BEGIN Data provided

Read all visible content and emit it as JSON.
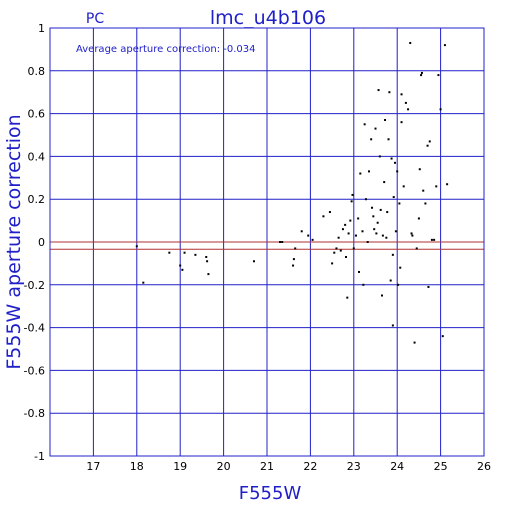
{
  "chart_data": {
    "type": "scatter",
    "title": "lmc_u4b106",
    "subtitle": "PC",
    "xlabel": "F555W",
    "ylabel": "F555W aperture correction",
    "annotation": "Average aperture correction:  -0.034",
    "xlim": [
      16,
      26
    ],
    "ylim": [
      -1,
      1
    ],
    "x_ticks": [
      "17",
      "18",
      "19",
      "20",
      "21",
      "22",
      "23",
      "24",
      "25",
      "26"
    ],
    "x_tick_values": [
      17,
      18,
      19,
      20,
      21,
      22,
      23,
      24,
      25,
      26
    ],
    "y_ticks": [
      "1",
      "0.8",
      "0.6",
      "0.4",
      "0.2",
      "0",
      "-0.2",
      "-0.4",
      "-0.6",
      "-0.8",
      "-1"
    ],
    "y_tick_values": [
      1,
      0.8,
      0.6,
      0.4,
      0.2,
      0,
      -0.2,
      -0.4,
      -0.6,
      -0.8,
      -1
    ],
    "reference_lines": [
      0,
      -0.034
    ],
    "grid": true,
    "point_color": "#000000",
    "axis_color": "#2020c8",
    "reference_color": "#b03030",
    "points": [
      [
        18.0,
        -0.02
      ],
      [
        18.15,
        -0.19
      ],
      [
        18.75,
        -0.05
      ],
      [
        19.0,
        -0.11
      ],
      [
        19.05,
        -0.13
      ],
      [
        19.1,
        -0.05
      ],
      [
        19.35,
        -0.06
      ],
      [
        19.6,
        -0.07
      ],
      [
        19.62,
        -0.09
      ],
      [
        19.65,
        -0.15
      ],
      [
        20.7,
        -0.09
      ],
      [
        21.3,
        0.0
      ],
      [
        21.35,
        0.0
      ],
      [
        21.6,
        -0.11
      ],
      [
        21.62,
        -0.08
      ],
      [
        21.65,
        -0.03
      ],
      [
        21.8,
        0.05
      ],
      [
        21.95,
        0.03
      ],
      [
        22.05,
        0.01
      ],
      [
        22.3,
        0.12
      ],
      [
        22.45,
        0.14
      ],
      [
        22.5,
        -0.1
      ],
      [
        22.55,
        -0.05
      ],
      [
        22.6,
        -0.03
      ],
      [
        22.65,
        0.02
      ],
      [
        22.7,
        -0.04
      ],
      [
        22.75,
        0.06
      ],
      [
        22.8,
        0.08
      ],
      [
        22.82,
        -0.07
      ],
      [
        22.85,
        -0.26
      ],
      [
        22.88,
        0.04
      ],
      [
        22.92,
        0.1
      ],
      [
        22.95,
        0.19
      ],
      [
        22.97,
        0.22
      ],
      [
        23.0,
        -0.03
      ],
      [
        23.05,
        0.03
      ],
      [
        23.1,
        0.11
      ],
      [
        23.12,
        -0.14
      ],
      [
        23.15,
        0.32
      ],
      [
        23.2,
        0.05
      ],
      [
        23.22,
        -0.2
      ],
      [
        23.25,
        0.55
      ],
      [
        23.28,
        0.2
      ],
      [
        23.32,
        0.0
      ],
      [
        23.35,
        0.33
      ],
      [
        23.4,
        0.48
      ],
      [
        23.42,
        0.16
      ],
      [
        23.45,
        0.12
      ],
      [
        23.47,
        0.06
      ],
      [
        23.5,
        0.53
      ],
      [
        23.52,
        0.04
      ],
      [
        23.55,
        0.09
      ],
      [
        23.57,
        0.71
      ],
      [
        23.6,
        0.4
      ],
      [
        23.62,
        0.15
      ],
      [
        23.65,
        -0.25
      ],
      [
        23.67,
        0.03
      ],
      [
        23.7,
        0.28
      ],
      [
        23.72,
        0.57
      ],
      [
        23.75,
        0.02
      ],
      [
        23.77,
        0.14
      ],
      [
        23.8,
        0.48
      ],
      [
        23.82,
        0.7
      ],
      [
        23.85,
        -0.18
      ],
      [
        23.87,
        0.39
      ],
      [
        23.9,
        -0.06
      ],
      [
        23.92,
        0.21
      ],
      [
        23.95,
        0.37
      ],
      [
        23.97,
        0.05
      ],
      [
        24.0,
        0.33
      ],
      [
        24.02,
        -0.2
      ],
      [
        24.05,
        0.18
      ],
      [
        24.07,
        -0.12
      ],
      [
        24.1,
        0.56
      ],
      [
        24.15,
        0.26
      ],
      [
        24.2,
        0.65
      ],
      [
        24.25,
        0.62
      ],
      [
        24.3,
        0.93
      ],
      [
        24.33,
        0.04
      ],
      [
        24.35,
        0.03
      ],
      [
        24.4,
        -0.47
      ],
      [
        24.45,
        -0.03
      ],
      [
        24.5,
        0.11
      ],
      [
        24.52,
        0.34
      ],
      [
        24.55,
        0.78
      ],
      [
        24.57,
        0.79
      ],
      [
        24.6,
        0.24
      ],
      [
        24.65,
        0.18
      ],
      [
        24.7,
        0.45
      ],
      [
        24.72,
        -0.21
      ],
      [
        24.75,
        0.47
      ],
      [
        24.8,
        0.01
      ],
      [
        24.85,
        0.01
      ],
      [
        24.9,
        0.26
      ],
      [
        24.95,
        0.78
      ],
      [
        25.0,
        0.62
      ],
      [
        25.05,
        -0.44
      ],
      [
        25.1,
        0.92
      ],
      [
        25.15,
        0.27
      ],
      [
        23.9,
        -0.39
      ],
      [
        24.1,
        0.69
      ]
    ]
  }
}
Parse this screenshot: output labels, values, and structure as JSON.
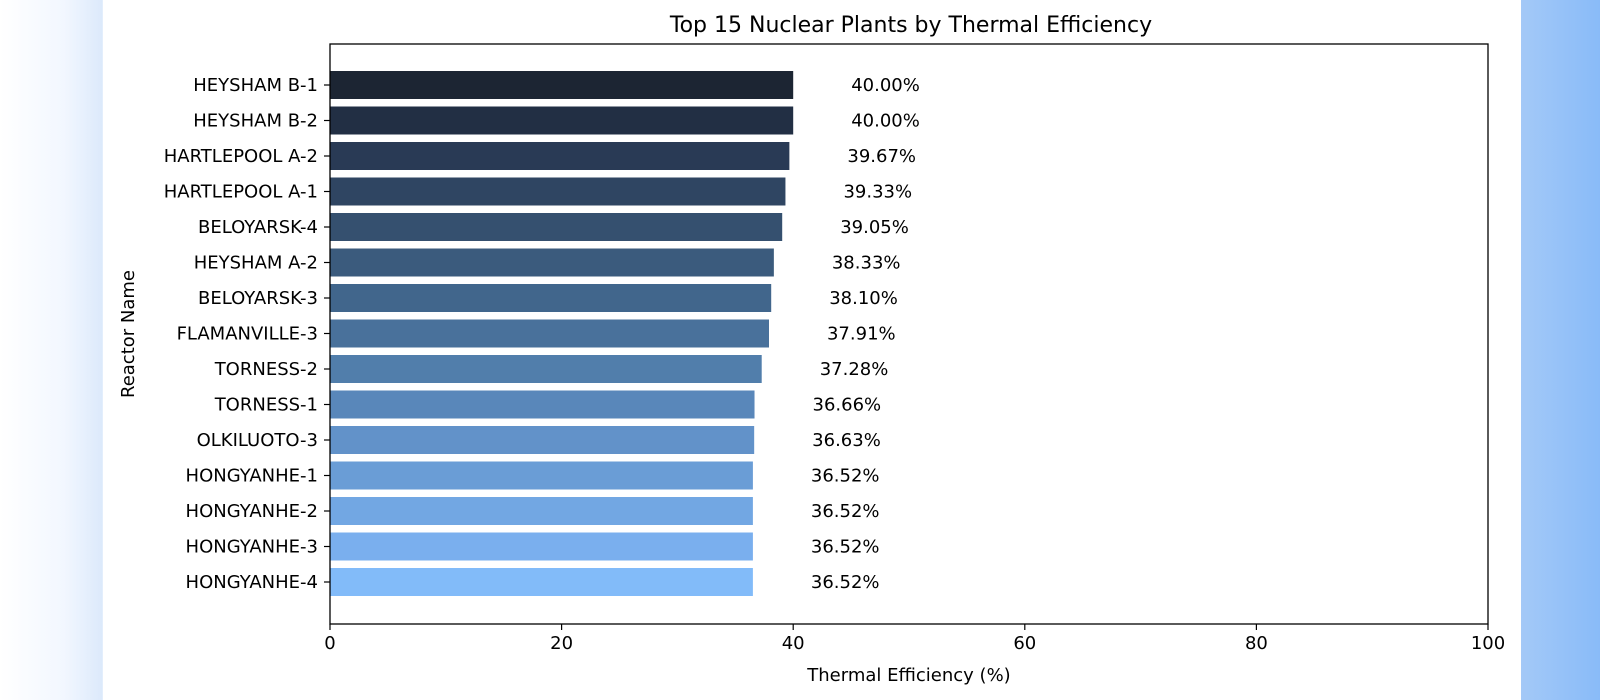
{
  "chart_data": {
    "type": "bar",
    "orientation": "horizontal",
    "title": "Top 15 Nuclear Plants by Thermal Efficiency",
    "xlabel": "Thermal Efficiency (%)",
    "ylabel": "Reactor Name",
    "xlim": [
      0,
      100
    ],
    "xticks": [
      0,
      20,
      40,
      60,
      80,
      100
    ],
    "grid": false,
    "categories": [
      "HEYSHAM B-1",
      "HEYSHAM B-2",
      "HARTLEPOOL A-2",
      "HARTLEPOOL A-1",
      "BELOYARSK-4",
      "HEYSHAM A-2",
      "BELOYARSK-3",
      "FLAMANVILLE-3",
      "TORNESS-2",
      "TORNESS-1",
      "OLKILUOTO-3",
      "HONGYANHE-1",
      "HONGYANHE-2",
      "HONGYANHE-3",
      "HONGYANHE-4"
    ],
    "values": [
      40.0,
      40.0,
      39.67,
      39.33,
      39.05,
      38.33,
      38.1,
      37.91,
      37.28,
      36.66,
      36.63,
      36.52,
      36.52,
      36.52,
      36.52
    ],
    "value_labels": [
      "40.00%",
      "40.00%",
      "39.67%",
      "39.33%",
      "39.05%",
      "38.33%",
      "38.10%",
      "37.91%",
      "37.28%",
      "36.66%",
      "36.63%",
      "36.52%",
      "36.52%",
      "36.52%",
      "36.52%"
    ],
    "bar_colors": [
      "#1c2533",
      "#222f44",
      "#293a55",
      "#2f4562",
      "#35506f",
      "#3b5b7d",
      "#41668c",
      "#49719b",
      "#517eab",
      "#5987ba",
      "#6292c9",
      "#6a9dd6",
      "#72a7e3",
      "#7aafee",
      "#82bbf9"
    ]
  }
}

END Data provided

→ What the task asks
Above are entries; state the number of lines among them that contain "HONGYANHE", and nothing else.

→ Solution for this task
4